Written task — Select and reproduce each line of the listing below that bears the string "this".

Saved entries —
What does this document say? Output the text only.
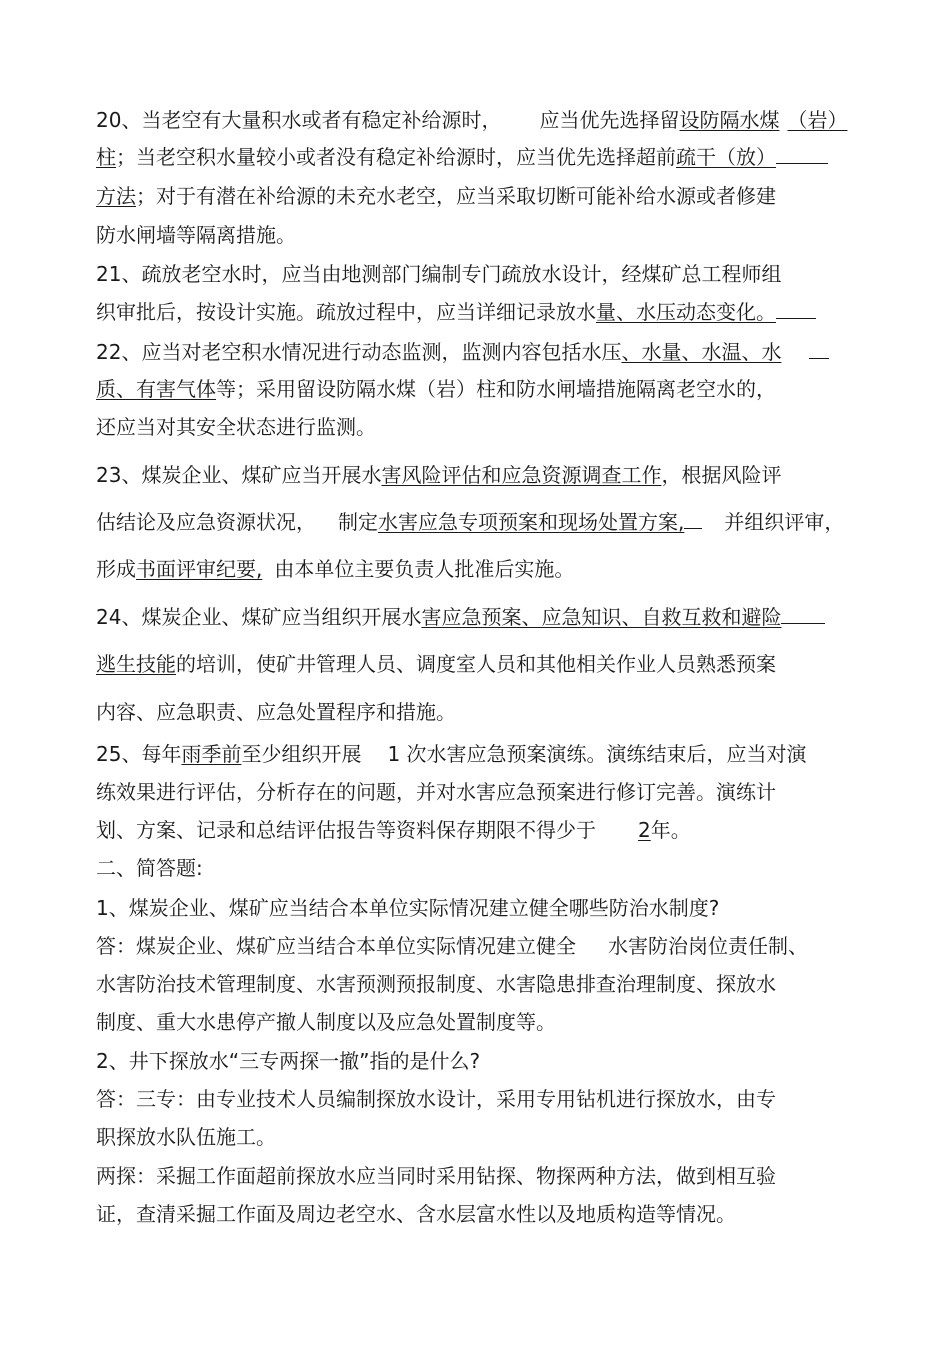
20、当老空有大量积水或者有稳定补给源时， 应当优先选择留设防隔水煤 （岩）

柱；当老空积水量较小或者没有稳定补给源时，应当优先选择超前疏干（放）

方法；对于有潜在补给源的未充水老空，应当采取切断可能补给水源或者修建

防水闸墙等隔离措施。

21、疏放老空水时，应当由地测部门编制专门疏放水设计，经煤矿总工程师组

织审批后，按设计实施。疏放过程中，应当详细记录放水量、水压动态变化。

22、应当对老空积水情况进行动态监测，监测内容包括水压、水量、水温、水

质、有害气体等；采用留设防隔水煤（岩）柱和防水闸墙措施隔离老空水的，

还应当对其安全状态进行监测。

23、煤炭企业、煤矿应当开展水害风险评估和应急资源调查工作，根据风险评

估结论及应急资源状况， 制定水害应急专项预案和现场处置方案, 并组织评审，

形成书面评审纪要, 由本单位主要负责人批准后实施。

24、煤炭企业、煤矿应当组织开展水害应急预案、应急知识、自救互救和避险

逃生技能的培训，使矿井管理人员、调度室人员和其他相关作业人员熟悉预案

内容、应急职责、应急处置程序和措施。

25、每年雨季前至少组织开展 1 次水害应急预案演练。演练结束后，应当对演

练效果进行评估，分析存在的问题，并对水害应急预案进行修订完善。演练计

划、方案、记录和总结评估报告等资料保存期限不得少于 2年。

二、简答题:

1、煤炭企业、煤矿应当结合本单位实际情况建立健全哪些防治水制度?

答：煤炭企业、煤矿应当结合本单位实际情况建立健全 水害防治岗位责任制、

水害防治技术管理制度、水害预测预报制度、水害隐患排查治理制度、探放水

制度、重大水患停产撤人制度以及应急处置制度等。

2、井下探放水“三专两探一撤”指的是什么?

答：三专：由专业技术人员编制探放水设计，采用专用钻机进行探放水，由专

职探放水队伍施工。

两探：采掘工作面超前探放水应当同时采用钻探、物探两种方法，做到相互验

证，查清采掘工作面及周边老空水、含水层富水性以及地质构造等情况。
* * *
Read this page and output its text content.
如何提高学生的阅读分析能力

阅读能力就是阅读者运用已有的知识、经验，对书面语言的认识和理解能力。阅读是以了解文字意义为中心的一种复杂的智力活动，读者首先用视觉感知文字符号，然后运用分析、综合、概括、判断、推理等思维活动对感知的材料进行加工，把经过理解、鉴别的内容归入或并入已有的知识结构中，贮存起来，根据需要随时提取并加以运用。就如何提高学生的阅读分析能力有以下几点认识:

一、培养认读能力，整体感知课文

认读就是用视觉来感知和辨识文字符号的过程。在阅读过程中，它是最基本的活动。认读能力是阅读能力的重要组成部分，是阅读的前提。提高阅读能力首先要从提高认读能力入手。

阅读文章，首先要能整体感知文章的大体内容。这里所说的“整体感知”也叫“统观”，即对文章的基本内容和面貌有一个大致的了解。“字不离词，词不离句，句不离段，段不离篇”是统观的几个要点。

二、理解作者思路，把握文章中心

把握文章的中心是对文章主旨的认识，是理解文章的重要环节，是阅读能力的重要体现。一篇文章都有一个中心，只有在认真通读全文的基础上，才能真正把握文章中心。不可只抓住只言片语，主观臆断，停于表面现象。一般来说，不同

Written response —
What does this document say? Output the text only.
Read this page and output its text content.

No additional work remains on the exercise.